- _DATA_
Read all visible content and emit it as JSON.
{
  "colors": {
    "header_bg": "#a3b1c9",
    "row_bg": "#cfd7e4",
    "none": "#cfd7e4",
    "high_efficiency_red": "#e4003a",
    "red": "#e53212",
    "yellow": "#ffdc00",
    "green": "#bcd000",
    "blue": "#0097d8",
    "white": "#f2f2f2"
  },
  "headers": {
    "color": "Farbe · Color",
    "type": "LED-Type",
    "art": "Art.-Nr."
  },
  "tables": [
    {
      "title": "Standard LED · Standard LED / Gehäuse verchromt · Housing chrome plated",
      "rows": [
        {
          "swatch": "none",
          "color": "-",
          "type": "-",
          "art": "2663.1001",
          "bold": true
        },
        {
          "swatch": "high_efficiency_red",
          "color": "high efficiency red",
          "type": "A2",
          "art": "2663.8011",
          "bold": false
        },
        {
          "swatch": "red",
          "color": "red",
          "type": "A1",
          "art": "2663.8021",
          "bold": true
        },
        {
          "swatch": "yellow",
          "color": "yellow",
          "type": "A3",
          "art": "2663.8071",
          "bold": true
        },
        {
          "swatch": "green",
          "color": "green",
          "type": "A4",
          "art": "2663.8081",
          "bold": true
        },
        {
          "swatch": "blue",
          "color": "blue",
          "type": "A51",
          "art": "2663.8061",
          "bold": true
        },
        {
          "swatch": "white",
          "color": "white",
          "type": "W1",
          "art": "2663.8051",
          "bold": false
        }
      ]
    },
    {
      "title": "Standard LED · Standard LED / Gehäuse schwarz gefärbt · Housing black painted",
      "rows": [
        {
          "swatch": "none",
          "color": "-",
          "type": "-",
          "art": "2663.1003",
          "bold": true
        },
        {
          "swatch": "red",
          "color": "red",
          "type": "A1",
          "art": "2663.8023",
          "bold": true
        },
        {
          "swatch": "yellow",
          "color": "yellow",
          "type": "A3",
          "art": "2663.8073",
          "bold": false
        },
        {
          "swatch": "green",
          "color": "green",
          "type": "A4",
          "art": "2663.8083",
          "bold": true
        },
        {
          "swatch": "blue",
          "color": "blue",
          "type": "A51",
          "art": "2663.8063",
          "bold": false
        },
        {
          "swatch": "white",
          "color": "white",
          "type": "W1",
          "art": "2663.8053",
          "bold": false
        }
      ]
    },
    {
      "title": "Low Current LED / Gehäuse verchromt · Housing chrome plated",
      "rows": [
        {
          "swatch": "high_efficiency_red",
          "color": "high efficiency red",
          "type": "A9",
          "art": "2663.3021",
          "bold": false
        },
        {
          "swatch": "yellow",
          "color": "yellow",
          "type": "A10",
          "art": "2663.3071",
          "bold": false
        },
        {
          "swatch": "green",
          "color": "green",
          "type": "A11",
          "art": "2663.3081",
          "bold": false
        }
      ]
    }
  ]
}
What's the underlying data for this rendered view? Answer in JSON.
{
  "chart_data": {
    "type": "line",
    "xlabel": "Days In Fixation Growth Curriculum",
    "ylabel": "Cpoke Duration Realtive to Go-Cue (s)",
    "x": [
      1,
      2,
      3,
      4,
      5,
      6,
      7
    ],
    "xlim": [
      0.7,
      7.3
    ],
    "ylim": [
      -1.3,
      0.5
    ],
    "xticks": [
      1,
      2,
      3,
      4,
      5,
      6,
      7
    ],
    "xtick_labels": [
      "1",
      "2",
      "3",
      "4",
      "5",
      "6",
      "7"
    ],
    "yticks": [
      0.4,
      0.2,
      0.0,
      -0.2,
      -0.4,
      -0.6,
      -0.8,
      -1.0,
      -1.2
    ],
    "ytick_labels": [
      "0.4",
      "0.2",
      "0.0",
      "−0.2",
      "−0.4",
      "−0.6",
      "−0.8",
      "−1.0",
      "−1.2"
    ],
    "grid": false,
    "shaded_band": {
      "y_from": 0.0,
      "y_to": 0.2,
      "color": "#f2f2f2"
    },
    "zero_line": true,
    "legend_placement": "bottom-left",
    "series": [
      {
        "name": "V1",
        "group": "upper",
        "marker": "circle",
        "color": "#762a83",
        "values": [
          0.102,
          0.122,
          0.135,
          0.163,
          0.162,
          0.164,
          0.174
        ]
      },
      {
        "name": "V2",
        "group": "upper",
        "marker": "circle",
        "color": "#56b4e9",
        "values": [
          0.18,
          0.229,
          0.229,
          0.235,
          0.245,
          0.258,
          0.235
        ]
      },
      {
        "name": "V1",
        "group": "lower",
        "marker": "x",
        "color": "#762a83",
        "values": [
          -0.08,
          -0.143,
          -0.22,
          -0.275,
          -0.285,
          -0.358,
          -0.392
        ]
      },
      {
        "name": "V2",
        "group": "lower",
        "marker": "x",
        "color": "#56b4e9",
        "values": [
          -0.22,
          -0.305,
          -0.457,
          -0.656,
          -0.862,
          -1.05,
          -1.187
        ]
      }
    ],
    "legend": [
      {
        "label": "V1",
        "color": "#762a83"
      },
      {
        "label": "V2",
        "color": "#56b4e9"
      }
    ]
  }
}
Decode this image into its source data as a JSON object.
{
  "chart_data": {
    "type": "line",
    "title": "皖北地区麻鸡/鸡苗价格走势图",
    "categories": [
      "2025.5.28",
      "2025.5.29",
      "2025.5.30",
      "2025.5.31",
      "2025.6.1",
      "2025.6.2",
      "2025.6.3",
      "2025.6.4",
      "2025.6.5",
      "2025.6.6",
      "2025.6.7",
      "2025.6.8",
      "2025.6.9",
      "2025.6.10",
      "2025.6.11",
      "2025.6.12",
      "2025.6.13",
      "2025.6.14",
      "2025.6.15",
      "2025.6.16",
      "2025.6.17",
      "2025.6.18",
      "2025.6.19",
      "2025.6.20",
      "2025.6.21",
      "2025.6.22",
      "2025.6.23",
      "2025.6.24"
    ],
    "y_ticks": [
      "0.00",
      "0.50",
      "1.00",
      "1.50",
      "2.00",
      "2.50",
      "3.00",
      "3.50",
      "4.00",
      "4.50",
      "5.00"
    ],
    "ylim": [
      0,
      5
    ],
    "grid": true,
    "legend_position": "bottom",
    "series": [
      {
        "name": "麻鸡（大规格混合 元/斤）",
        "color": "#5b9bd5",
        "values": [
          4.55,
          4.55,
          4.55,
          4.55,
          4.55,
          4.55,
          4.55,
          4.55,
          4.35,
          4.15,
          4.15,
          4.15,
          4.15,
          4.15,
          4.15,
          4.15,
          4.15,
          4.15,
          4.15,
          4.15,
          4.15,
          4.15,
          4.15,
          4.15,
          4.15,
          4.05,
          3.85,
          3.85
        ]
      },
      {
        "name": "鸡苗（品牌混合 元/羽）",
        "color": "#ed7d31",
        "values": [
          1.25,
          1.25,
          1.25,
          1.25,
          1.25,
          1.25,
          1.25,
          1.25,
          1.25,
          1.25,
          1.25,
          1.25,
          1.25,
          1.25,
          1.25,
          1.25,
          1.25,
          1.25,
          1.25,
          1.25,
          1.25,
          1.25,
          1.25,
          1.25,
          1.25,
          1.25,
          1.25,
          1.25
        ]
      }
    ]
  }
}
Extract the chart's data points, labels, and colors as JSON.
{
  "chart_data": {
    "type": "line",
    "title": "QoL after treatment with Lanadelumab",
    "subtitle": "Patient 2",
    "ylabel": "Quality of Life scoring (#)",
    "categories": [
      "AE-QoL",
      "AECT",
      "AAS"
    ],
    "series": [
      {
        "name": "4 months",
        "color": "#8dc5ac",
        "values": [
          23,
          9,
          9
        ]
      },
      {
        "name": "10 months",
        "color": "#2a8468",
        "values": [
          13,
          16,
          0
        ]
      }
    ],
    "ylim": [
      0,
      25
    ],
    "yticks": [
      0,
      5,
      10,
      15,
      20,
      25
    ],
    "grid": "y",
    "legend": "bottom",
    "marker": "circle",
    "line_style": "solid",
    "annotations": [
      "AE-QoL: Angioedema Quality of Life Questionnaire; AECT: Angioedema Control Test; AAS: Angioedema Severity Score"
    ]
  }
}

- _WHAT THE TASK REQUIRES_
Scan the material line by line and report each one that contains "AECT".

- _TASK ANSWER_
      "AECT",
      "AE-QoL: Angioedema Quality of Life Questionnaire; AECT: Angioedema Control Test; AAS: Angioedema Severity Score"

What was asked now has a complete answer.